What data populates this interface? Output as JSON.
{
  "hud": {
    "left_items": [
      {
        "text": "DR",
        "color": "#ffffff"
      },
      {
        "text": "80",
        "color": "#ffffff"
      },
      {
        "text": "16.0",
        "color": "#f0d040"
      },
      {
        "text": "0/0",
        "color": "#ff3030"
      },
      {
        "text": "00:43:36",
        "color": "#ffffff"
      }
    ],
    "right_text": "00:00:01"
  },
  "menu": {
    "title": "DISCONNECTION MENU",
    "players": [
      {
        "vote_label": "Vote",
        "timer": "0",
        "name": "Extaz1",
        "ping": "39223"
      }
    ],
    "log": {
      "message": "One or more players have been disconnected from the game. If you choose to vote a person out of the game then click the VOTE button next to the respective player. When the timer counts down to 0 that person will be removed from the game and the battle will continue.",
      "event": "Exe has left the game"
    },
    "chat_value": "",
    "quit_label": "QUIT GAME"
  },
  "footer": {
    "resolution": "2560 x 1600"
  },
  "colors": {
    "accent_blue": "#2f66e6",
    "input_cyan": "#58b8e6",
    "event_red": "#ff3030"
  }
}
###
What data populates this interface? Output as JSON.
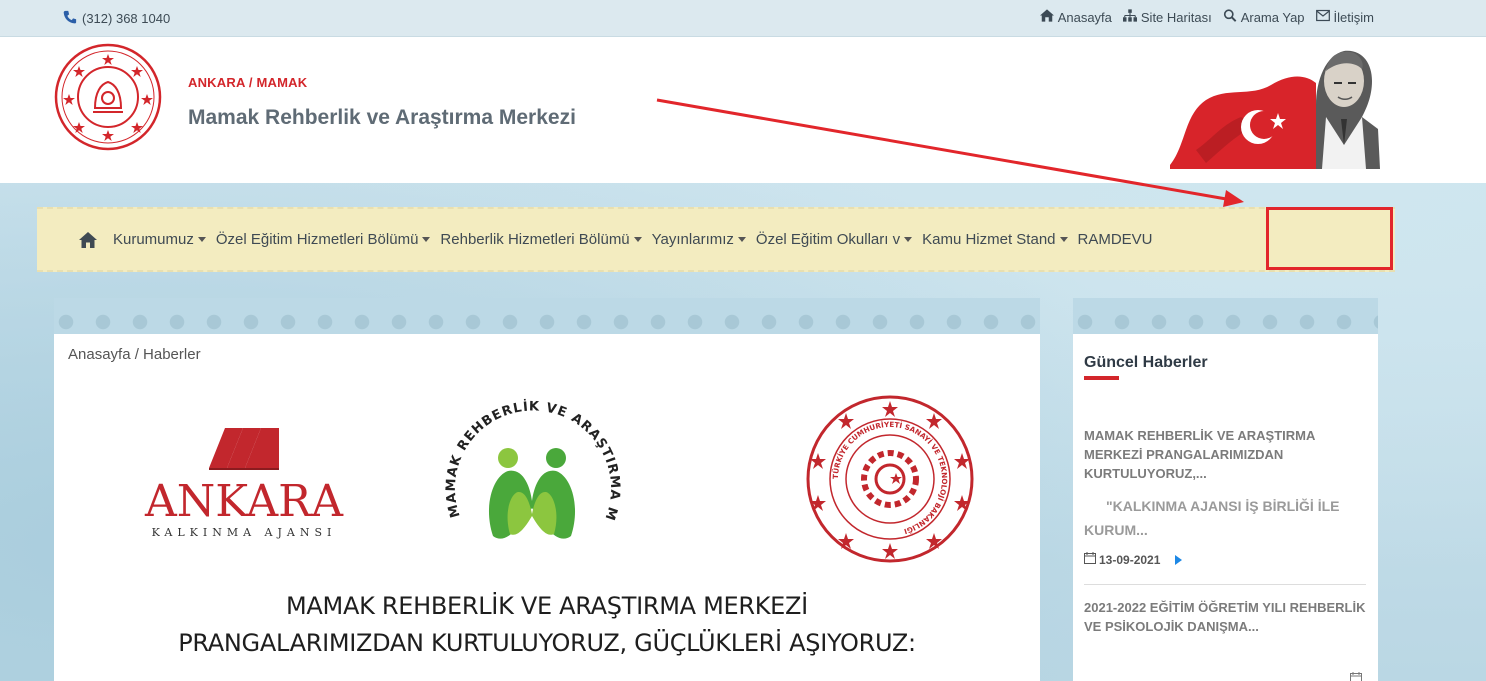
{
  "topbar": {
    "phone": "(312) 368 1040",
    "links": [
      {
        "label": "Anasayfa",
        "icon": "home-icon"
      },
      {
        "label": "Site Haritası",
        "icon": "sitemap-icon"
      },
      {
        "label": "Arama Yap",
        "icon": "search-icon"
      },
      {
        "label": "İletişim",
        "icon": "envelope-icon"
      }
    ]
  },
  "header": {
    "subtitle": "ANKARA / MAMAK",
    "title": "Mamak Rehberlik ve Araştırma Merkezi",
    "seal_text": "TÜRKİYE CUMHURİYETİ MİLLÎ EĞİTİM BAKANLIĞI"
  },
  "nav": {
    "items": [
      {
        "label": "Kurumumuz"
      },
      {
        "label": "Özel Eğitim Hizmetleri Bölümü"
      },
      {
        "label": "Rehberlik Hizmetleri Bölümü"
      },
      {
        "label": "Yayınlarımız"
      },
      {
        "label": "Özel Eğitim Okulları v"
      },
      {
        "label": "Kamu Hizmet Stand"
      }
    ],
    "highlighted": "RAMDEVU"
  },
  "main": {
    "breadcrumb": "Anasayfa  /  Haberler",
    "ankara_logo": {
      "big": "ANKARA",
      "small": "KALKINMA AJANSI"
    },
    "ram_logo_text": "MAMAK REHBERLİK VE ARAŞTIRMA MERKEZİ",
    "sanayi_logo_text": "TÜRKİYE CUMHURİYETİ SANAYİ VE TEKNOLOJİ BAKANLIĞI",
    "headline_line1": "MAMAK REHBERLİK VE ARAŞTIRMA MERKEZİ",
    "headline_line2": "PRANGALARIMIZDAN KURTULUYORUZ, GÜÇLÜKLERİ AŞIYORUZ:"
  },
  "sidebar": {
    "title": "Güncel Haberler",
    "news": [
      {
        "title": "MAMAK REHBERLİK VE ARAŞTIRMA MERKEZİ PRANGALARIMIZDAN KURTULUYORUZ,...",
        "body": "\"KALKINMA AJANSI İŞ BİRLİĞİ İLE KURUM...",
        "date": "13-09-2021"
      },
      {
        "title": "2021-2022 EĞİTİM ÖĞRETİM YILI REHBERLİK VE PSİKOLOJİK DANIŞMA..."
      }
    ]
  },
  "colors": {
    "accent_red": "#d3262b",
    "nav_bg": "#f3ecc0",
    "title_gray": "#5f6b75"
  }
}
###
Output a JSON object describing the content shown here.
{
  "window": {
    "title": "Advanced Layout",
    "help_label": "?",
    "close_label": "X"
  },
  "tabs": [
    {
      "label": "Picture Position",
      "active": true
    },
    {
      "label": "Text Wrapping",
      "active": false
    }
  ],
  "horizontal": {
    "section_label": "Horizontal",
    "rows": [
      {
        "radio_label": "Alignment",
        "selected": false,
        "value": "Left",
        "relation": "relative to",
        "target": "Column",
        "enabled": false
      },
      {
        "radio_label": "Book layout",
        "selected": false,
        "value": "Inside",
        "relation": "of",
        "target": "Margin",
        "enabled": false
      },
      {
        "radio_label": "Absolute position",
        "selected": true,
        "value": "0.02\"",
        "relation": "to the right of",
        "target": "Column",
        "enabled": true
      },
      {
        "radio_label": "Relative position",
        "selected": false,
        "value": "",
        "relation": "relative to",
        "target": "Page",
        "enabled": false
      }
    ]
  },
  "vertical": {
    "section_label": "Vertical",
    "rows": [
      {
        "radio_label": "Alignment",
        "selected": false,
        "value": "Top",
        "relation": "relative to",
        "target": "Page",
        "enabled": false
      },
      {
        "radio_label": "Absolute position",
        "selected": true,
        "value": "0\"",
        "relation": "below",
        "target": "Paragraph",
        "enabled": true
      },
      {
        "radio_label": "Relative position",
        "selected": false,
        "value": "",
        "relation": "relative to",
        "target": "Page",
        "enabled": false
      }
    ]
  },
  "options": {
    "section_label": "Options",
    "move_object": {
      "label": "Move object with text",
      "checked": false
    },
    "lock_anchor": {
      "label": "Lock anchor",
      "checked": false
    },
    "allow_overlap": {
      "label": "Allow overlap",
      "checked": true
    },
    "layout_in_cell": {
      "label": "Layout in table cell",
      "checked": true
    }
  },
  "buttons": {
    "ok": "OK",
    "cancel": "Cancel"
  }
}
###
» WHAT THE EXERCISE ASKS: In the records above, find the lines containing "Haberler" and copy them.

» EXPECTED ANSWER:
    "breadcrumb": "Anasayfa  /  Haberler",
    "title": "Güncel Haberler",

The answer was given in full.